§ **Problem to solve**
How many lines hold the string "牙周病科"? Reply with the number alone.

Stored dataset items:
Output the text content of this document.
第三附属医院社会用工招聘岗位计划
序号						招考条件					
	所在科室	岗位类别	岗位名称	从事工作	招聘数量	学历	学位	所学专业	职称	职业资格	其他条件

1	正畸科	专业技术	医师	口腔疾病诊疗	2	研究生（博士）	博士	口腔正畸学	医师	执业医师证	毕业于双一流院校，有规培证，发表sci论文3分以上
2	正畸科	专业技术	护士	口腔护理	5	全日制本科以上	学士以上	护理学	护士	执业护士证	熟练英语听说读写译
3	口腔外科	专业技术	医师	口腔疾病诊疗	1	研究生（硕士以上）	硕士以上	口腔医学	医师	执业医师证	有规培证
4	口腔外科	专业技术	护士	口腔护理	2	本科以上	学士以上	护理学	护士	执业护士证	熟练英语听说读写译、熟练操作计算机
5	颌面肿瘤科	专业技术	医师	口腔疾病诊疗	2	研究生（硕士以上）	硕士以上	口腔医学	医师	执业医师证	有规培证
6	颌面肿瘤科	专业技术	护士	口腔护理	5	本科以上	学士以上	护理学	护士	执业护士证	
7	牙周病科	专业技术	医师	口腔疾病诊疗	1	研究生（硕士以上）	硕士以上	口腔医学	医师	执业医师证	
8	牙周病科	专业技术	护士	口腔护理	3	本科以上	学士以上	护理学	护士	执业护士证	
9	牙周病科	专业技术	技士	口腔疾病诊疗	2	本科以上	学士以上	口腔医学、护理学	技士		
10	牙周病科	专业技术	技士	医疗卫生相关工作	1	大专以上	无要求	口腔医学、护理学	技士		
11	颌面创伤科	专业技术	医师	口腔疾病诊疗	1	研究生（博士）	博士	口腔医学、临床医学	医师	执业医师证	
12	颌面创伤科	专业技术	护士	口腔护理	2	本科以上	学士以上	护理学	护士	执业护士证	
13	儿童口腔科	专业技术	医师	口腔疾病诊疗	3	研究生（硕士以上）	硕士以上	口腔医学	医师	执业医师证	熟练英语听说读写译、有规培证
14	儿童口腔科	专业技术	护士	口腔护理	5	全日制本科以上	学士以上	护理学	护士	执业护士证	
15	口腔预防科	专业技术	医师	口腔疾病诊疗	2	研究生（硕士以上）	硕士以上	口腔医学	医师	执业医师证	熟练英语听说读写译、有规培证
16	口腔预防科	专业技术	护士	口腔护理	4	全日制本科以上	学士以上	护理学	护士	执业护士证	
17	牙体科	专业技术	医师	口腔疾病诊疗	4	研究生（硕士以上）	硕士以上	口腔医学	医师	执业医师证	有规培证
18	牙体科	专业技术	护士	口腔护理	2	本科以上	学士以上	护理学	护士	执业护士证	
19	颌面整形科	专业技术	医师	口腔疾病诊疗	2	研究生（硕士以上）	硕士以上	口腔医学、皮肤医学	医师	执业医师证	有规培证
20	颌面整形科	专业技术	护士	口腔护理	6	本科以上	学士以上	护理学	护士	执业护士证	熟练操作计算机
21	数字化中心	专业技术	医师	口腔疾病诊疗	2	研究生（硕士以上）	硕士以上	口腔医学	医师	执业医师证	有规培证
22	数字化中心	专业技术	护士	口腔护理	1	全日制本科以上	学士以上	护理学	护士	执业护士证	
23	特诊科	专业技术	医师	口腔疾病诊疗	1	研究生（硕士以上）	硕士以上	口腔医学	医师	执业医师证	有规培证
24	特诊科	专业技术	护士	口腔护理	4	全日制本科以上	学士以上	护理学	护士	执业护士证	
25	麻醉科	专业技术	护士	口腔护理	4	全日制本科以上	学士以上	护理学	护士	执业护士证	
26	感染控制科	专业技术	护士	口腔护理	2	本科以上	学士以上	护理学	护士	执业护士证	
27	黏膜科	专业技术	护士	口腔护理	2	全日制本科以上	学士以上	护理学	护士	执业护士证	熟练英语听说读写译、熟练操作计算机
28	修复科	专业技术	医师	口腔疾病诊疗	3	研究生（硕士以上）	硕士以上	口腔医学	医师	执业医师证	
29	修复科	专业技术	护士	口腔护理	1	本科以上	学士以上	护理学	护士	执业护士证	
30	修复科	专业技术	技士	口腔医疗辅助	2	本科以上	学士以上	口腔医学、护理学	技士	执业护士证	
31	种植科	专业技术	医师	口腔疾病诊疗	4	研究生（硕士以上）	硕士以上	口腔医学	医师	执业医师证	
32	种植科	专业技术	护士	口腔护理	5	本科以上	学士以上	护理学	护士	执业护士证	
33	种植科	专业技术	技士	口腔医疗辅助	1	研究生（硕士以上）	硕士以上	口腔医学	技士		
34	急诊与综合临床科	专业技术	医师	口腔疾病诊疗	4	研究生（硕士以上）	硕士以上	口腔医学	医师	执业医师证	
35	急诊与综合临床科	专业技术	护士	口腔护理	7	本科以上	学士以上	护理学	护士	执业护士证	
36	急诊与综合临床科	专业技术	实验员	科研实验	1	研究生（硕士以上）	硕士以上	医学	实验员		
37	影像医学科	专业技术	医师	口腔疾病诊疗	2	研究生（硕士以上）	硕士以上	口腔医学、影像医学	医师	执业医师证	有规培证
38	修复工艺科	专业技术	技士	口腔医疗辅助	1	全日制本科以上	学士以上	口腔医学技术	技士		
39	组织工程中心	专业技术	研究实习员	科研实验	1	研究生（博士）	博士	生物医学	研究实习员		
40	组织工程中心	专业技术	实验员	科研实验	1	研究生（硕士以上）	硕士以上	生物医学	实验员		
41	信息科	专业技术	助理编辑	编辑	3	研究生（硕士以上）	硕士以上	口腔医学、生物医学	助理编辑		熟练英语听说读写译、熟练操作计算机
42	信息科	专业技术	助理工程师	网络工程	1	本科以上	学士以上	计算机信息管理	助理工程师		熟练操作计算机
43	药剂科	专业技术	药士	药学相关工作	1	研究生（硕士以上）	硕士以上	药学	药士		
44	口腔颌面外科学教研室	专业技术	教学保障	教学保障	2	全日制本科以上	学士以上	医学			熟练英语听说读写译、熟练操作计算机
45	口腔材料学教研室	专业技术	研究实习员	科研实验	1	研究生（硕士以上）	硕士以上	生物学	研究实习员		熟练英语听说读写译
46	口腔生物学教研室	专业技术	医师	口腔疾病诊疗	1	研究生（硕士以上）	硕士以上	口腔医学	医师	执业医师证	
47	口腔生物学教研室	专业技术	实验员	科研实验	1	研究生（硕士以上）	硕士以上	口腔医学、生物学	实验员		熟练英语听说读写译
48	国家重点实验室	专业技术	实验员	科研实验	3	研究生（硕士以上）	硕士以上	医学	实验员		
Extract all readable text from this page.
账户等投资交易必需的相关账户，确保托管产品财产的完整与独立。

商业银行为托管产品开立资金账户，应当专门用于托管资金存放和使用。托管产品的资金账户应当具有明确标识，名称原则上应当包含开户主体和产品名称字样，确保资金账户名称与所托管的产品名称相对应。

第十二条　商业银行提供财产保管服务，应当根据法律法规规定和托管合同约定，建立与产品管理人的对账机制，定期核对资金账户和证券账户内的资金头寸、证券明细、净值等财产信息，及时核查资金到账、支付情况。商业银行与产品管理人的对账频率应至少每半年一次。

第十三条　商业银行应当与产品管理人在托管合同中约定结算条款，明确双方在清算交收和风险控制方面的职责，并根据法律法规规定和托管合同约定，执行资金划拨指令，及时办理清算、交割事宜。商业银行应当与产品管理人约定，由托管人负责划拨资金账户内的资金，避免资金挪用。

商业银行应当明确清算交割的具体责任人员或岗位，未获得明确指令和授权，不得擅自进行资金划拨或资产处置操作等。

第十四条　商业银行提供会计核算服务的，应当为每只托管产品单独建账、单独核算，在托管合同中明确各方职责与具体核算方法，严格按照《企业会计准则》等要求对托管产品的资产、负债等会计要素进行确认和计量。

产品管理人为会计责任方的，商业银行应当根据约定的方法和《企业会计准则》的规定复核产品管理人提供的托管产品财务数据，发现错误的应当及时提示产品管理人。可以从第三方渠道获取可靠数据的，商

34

§ **Solution**
4